**What this task involves**
Return every record below exactly as written, omitting any pictures.

---------- Records supplied

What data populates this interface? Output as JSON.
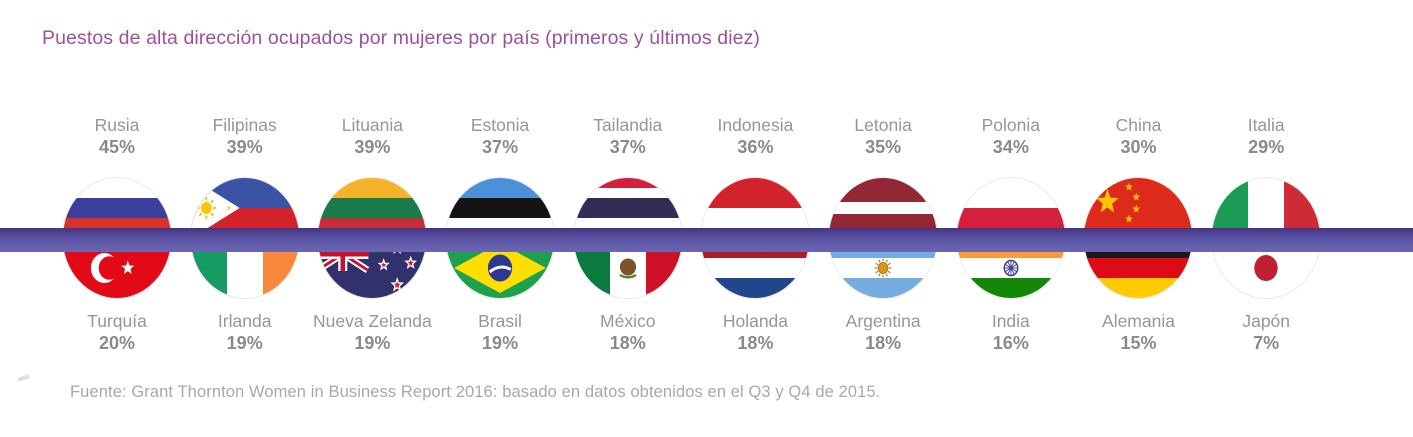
{
  "title": "Puestos de alta dirección ocupados por mujeres por país (primeros y últimos diez)",
  "source": "Fuente: Grant Thornton Women in Business Report 2016: basado en datos obtenidos en el Q3 y Q4 de 2015.",
  "colors": {
    "title_text": "#9c519c",
    "band_dark": "#46337f",
    "band_light": "#6c66b2",
    "country_name_text": "#969696",
    "percent_text": "#8a8a8a",
    "source_text": "#a8a8a8"
  },
  "chart_data": {
    "type": "table",
    "title": "Puestos de alta dirección ocupados por mujeres por país (primeros y últimos diez)",
    "source": "Fuente: Grant Thornton Women in Business Report 2016: basado en datos obtenidos en el Q3 y Q4 de 2015.",
    "top_row_group": "primeros diez",
    "bottom_row_group": "últimos diez",
    "columns": [
      {
        "top": {
          "country": "Rusia",
          "value": 45,
          "label": "45%",
          "flag": "flag-russia"
        },
        "bottom": {
          "country": "Turquía",
          "value": 20,
          "label": "20%",
          "flag": "flag-turkey"
        }
      },
      {
        "top": {
          "country": "Filipinas",
          "value": 39,
          "label": "39%",
          "flag": "flag-philippines"
        },
        "bottom": {
          "country": "Irlanda",
          "value": 19,
          "label": "19%",
          "flag": "flag-ireland"
        }
      },
      {
        "top": {
          "country": "Lituania",
          "value": 39,
          "label": "39%",
          "flag": "flag-lithuania"
        },
        "bottom": {
          "country": "Nueva Zelanda",
          "value": 19,
          "label": "19%",
          "flag": "flag-new-zealand"
        }
      },
      {
        "top": {
          "country": "Estonia",
          "value": 37,
          "label": "37%",
          "flag": "flag-estonia"
        },
        "bottom": {
          "country": "Brasil",
          "value": 19,
          "label": "19%",
          "flag": "flag-brazil"
        }
      },
      {
        "top": {
          "country": "Tailandia",
          "value": 37,
          "label": "37%",
          "flag": "flag-thailand"
        },
        "bottom": {
          "country": "México",
          "value": 18,
          "label": "18%",
          "flag": "flag-mexico"
        }
      },
      {
        "top": {
          "country": "Indonesia",
          "value": 36,
          "label": "36%",
          "flag": "flag-indonesia"
        },
        "bottom": {
          "country": "Holanda",
          "value": 18,
          "label": "18%",
          "flag": "flag-netherlands"
        }
      },
      {
        "top": {
          "country": "Letonia",
          "value": 35,
          "label": "35%",
          "flag": "flag-latvia"
        },
        "bottom": {
          "country": "Argentina",
          "value": 18,
          "label": "18%",
          "flag": "flag-argentina"
        }
      },
      {
        "top": {
          "country": "Polonia",
          "value": 34,
          "label": "34%",
          "flag": "flag-poland"
        },
        "bottom": {
          "country": "India",
          "value": 16,
          "label": "16%",
          "flag": "flag-india"
        }
      },
      {
        "top": {
          "country": "China",
          "value": 30,
          "label": "30%",
          "flag": "flag-china"
        },
        "bottom": {
          "country": "Alemania",
          "value": 15,
          "label": "15%",
          "flag": "flag-germany"
        }
      },
      {
        "top": {
          "country": "Italia",
          "value": 29,
          "label": "29%",
          "flag": "flag-italy"
        },
        "bottom": {
          "country": "Japón",
          "value": 7,
          "label": "7%",
          "flag": "flag-japan"
        }
      }
    ]
  }
}
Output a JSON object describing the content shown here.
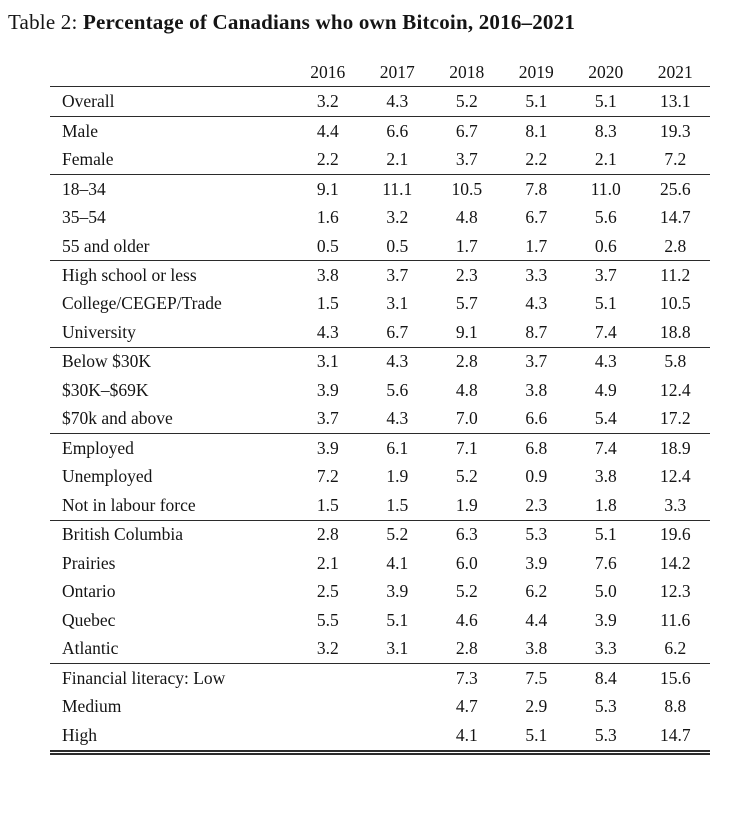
{
  "caption": {
    "prefix": "Table 2: ",
    "title": "Percentage of Canadians who own Bitcoin, 2016–2021"
  },
  "chart_data": {
    "type": "table",
    "title": "Percentage of Canadians who own Bitcoin, 2016–2021",
    "columns": [
      "",
      "2016",
      "2017",
      "2018",
      "2019",
      "2020",
      "2021"
    ],
    "unit": "percent",
    "groups": [
      {
        "name": "overall",
        "rows": [
          {
            "label": "Overall",
            "values": [
              "3.2",
              "4.3",
              "5.2",
              "5.1",
              "5.1",
              "13.1"
            ]
          }
        ]
      },
      {
        "name": "gender",
        "rows": [
          {
            "label": "Male",
            "values": [
              "4.4",
              "6.6",
              "6.7",
              "8.1",
              "8.3",
              "19.3"
            ]
          },
          {
            "label": "Female",
            "values": [
              "2.2",
              "2.1",
              "3.7",
              "2.2",
              "2.1",
              "7.2"
            ]
          }
        ]
      },
      {
        "name": "age",
        "rows": [
          {
            "label": "18–34",
            "values": [
              "9.1",
              "11.1",
              "10.5",
              "7.8",
              "11.0",
              "25.6"
            ]
          },
          {
            "label": "35–54",
            "values": [
              "1.6",
              "3.2",
              "4.8",
              "6.7",
              "5.6",
              "14.7"
            ]
          },
          {
            "label": "55 and older",
            "values": [
              "0.5",
              "0.5",
              "1.7",
              "1.7",
              "0.6",
              "2.8"
            ]
          }
        ]
      },
      {
        "name": "education",
        "rows": [
          {
            "label": "High school or less",
            "values": [
              "3.8",
              "3.7",
              "2.3",
              "3.3",
              "3.7",
              "11.2"
            ]
          },
          {
            "label": "College/CEGEP/Trade",
            "values": [
              "1.5",
              "3.1",
              "5.7",
              "4.3",
              "5.1",
              "10.5"
            ]
          },
          {
            "label": "University",
            "values": [
              "4.3",
              "6.7",
              "9.1",
              "8.7",
              "7.4",
              "18.8"
            ]
          }
        ]
      },
      {
        "name": "income",
        "rows": [
          {
            "label": "Below $30K",
            "values": [
              "3.1",
              "4.3",
              "2.8",
              "3.7",
              "4.3",
              "5.8"
            ]
          },
          {
            "label": "$30K–$69K",
            "values": [
              "3.9",
              "5.6",
              "4.8",
              "3.8",
              "4.9",
              "12.4"
            ]
          },
          {
            "label": "$70k and above",
            "values": [
              "3.7",
              "4.3",
              "7.0",
              "6.6",
              "5.4",
              "17.2"
            ]
          }
        ]
      },
      {
        "name": "employment",
        "rows": [
          {
            "label": "Employed",
            "values": [
              "3.9",
              "6.1",
              "7.1",
              "6.8",
              "7.4",
              "18.9"
            ]
          },
          {
            "label": "Unemployed",
            "values": [
              "7.2",
              "1.9",
              "5.2",
              "0.9",
              "3.8",
              "12.4"
            ]
          },
          {
            "label": "Not in labour force",
            "values": [
              "1.5",
              "1.5",
              "1.9",
              "2.3",
              "1.8",
              "3.3"
            ]
          }
        ]
      },
      {
        "name": "region",
        "rows": [
          {
            "label": "British Columbia",
            "values": [
              "2.8",
              "5.2",
              "6.3",
              "5.3",
              "5.1",
              "19.6"
            ]
          },
          {
            "label": "Prairies",
            "values": [
              "2.1",
              "4.1",
              "6.0",
              "3.9",
              "7.6",
              "14.2"
            ]
          },
          {
            "label": "Ontario",
            "values": [
              "2.5",
              "3.9",
              "5.2",
              "6.2",
              "5.0",
              "12.3"
            ]
          },
          {
            "label": "Quebec",
            "values": [
              "5.5",
              "5.1",
              "4.6",
              "4.4",
              "3.9",
              "11.6"
            ]
          },
          {
            "label": "Atlantic",
            "values": [
              "3.2",
              "3.1",
              "2.8",
              "3.8",
              "3.3",
              "6.2"
            ]
          }
        ]
      },
      {
        "name": "financial-literacy",
        "rows": [
          {
            "label": "Financial literacy: Low",
            "values": [
              "",
              "",
              "7.3",
              "7.5",
              "8.4",
              "15.6"
            ]
          },
          {
            "label": "Medium",
            "values": [
              "",
              "",
              "4.7",
              "2.9",
              "5.3",
              "8.8"
            ]
          },
          {
            "label": "High",
            "values": [
              "",
              "",
              "4.1",
              "5.1",
              "5.3",
              "14.7"
            ]
          }
        ]
      }
    ]
  }
}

--------------------

**Output of the exercise**
What data populates this interface? Output as JSON.
{
  "title": "Puestos de alta dirección ocupados por mujeres por país (primeros y últimos diez)",
  "source": "Fuente: Grant Thornton Women in Business Report 2016: basado en datos obtenidos en el Q3 y Q4 de 2015.",
  "colors": {
    "title_text": "#9c519c",
    "band_dark": "#46337f",
    "band_light": "#6c66b2",
    "country_name_text": "#969696",
    "percent_text": "#8a8a8a",
    "source_text": "#a8a8a8"
  },
  "chart_data": {
    "type": "table",
    "title": "Puestos de alta dirección ocupados por mujeres por país (primeros y últimos diez)",
    "source": "Fuente: Grant Thornton Women in Business Report 2016: basado en datos obtenidos en el Q3 y Q4 de 2015.",
    "top_row_group": "primeros diez",
    "bottom_row_group": "últimos diez",
    "columns": [
      {
        "top": {
          "country": "Rusia",
          "value": 45,
          "label": "45%",
          "flag": "flag-russia"
        },
        "bottom": {
          "country": "Turquía",
          "value": 20,
          "label": "20%",
          "flag": "flag-turkey"
        }
      },
      {
        "top": {
          "country": "Filipinas",
          "value": 39,
          "label": "39%",
          "flag": "flag-philippines"
        },
        "bottom": {
          "country": "Irlanda",
          "value": 19,
          "label": "19%",
          "flag": "flag-ireland"
        }
      },
      {
        "top": {
          "country": "Lituania",
          "value": 39,
          "label": "39%",
          "flag": "flag-lithuania"
        },
        "bottom": {
          "country": "Nueva Zelanda",
          "value": 19,
          "label": "19%",
          "flag": "flag-new-zealand"
        }
      },
      {
        "top": {
          "country": "Estonia",
          "value": 37,
          "label": "37%",
          "flag": "flag-estonia"
        },
        "bottom": {
          "country": "Brasil",
          "value": 19,
          "label": "19%",
          "flag": "flag-brazil"
        }
      },
      {
        "top": {
          "country": "Tailandia",
          "value": 37,
          "label": "37%",
          "flag": "flag-thailand"
        },
        "bottom": {
          "country": "México",
          "value": 18,
          "label": "18%",
          "flag": "flag-mexico"
        }
      },
      {
        "top": {
          "country": "Indonesia",
          "value": 36,
          "label": "36%",
          "flag": "flag-indonesia"
        },
        "bottom": {
          "country": "Holanda",
          "value": 18,
          "label": "18%",
          "flag": "flag-netherlands"
        }
      },
      {
        "top": {
          "country": "Letonia",
          "value": 35,
          "label": "35%",
          "flag": "flag-latvia"
        },
        "bottom": {
          "country": "Argentina",
          "value": 18,
          "label": "18%",
          "flag": "flag-argentina"
        }
      },
      {
        "top": {
          "country": "Polonia",
          "value": 34,
          "label": "34%",
          "flag": "flag-poland"
        },
        "bottom": {
          "country": "India",
          "value": 16,
          "label": "16%",
          "flag": "flag-india"
        }
      },
      {
        "top": {
          "country": "China",
          "value": 30,
          "label": "30%",
          "flag": "flag-china"
        },
        "bottom": {
          "country": "Alemania",
          "value": 15,
          "label": "15%",
          "flag": "flag-germany"
        }
      },
      {
        "top": {
          "country": "Italia",
          "value": 29,
          "label": "29%",
          "flag": "flag-italy"
        },
        "bottom": {
          "country": "Japón",
          "value": 7,
          "label": "7%",
          "flag": "flag-japan"
        }
      }
    ]
  }
}
Output a JSON object describing the content shown here.
{
  "caption": {
    "prefix": "Table 2: ",
    "title": "Percentage of Canadians who own Bitcoin, 2016–2021"
  },
  "chart_data": {
    "type": "table",
    "title": "Percentage of Canadians who own Bitcoin, 2016–2021",
    "columns": [
      "",
      "2016",
      "2017",
      "2018",
      "2019",
      "2020",
      "2021"
    ],
    "unit": "percent",
    "groups": [
      {
        "name": "overall",
        "rows": [
          {
            "label": "Overall",
            "values": [
              "3.2",
              "4.3",
              "5.2",
              "5.1",
              "5.1",
              "13.1"
            ]
          }
        ]
      },
      {
        "name": "gender",
        "rows": [
          {
            "label": "Male",
            "values": [
              "4.4",
              "6.6",
              "6.7",
              "8.1",
              "8.3",
              "19.3"
            ]
          },
          {
            "label": "Female",
            "values": [
              "2.2",
              "2.1",
              "3.7",
              "2.2",
              "2.1",
              "7.2"
            ]
          }
        ]
      },
      {
        "name": "age",
        "rows": [
          {
            "label": "18–34",
            "values": [
              "9.1",
              "11.1",
              "10.5",
              "7.8",
              "11.0",
              "25.6"
            ]
          },
          {
            "label": "35–54",
            "values": [
              "1.6",
              "3.2",
              "4.8",
              "6.7",
              "5.6",
              "14.7"
            ]
          },
          {
            "label": "55 and older",
            "values": [
              "0.5",
              "0.5",
              "1.7",
              "1.7",
              "0.6",
              "2.8"
            ]
          }
        ]
      },
      {
        "name": "education",
        "rows": [
          {
            "label": "High school or less",
            "values": [
              "3.8",
              "3.7",
              "2.3",
              "3.3",
              "3.7",
              "11.2"
            ]
          },
          {
            "label": "College/CEGEP/Trade",
            "values": [
              "1.5",
              "3.1",
              "5.7",
              "4.3",
              "5.1",
              "10.5"
            ]
          },
          {
            "label": "University",
            "values": [
              "4.3",
              "6.7",
              "9.1",
              "8.7",
              "7.4",
              "18.8"
            ]
          }
        ]
      },
      {
        "name": "income",
        "rows": [
          {
            "label": "Below $30K",
            "values": [
              "3.1",
              "4.3",
              "2.8",
              "3.7",
              "4.3",
              "5.8"
            ]
          },
          {
            "label": "$30K–$69K",
            "values": [
              "3.9",
              "5.6",
              "4.8",
              "3.8",
              "4.9",
              "12.4"
            ]
          },
          {
            "label": "$70k and above",
            "values": [
              "3.7",
              "4.3",
              "7.0",
              "6.6",
              "5.4",
              "17.2"
            ]
          }
        ]
      },
      {
        "name": "employment",
        "rows": [
          {
            "label": "Employed",
            "values": [
              "3.9",
              "6.1",
              "7.1",
              "6.8",
              "7.4",
              "18.9"
            ]
          },
          {
            "label": "Unemployed",
            "values": [
              "7.2",
              "1.9",
              "5.2",
              "0.9",
              "3.8",
              "12.4"
            ]
          },
          {
            "label": "Not in labour force",
            "values": [
              "1.5",
              "1.5",
              "1.9",
              "2.3",
              "1.8",
              "3.3"
            ]
          }
        ]
      },
      {
        "name": "region",
        "rows": [
          {
            "label": "British Columbia",
            "values": [
              "2.8",
              "5.2",
              "6.3",
              "5.3",
              "5.1",
              "19.6"
            ]
          },
          {
            "label": "Prairies",
            "values": [
              "2.1",
              "4.1",
              "6.0",
              "3.9",
              "7.6",
              "14.2"
            ]
          },
          {
            "label": "Ontario",
            "values": [
              "2.5",
              "3.9",
              "5.2",
              "6.2",
              "5.0",
              "12.3"
            ]
          },
          {
            "label": "Quebec",
            "values": [
              "5.5",
              "5.1",
              "4.6",
              "4.4",
              "3.9",
              "11.6"
            ]
          },
          {
            "label": "Atlantic",
            "values": [
              "3.2",
              "3.1",
              "2.8",
              "3.8",
              "3.3",
              "6.2"
            ]
          }
        ]
      },
      {
        "name": "financial-literacy",
        "rows": [
          {
            "label": "Financial literacy: Low",
            "values": [
              "",
              "",
              "7.3",
              "7.5",
              "8.4",
              "15.6"
            ]
          },
          {
            "label": "Medium",
            "values": [
              "",
              "",
              "4.7",
              "2.9",
              "5.3",
              "8.8"
            ]
          },
          {
            "label": "High",
            "values": [
              "",
              "",
              "4.1",
              "5.1",
              "5.3",
              "14.7"
            ]
          }
        ]
      }
    ]
  }
}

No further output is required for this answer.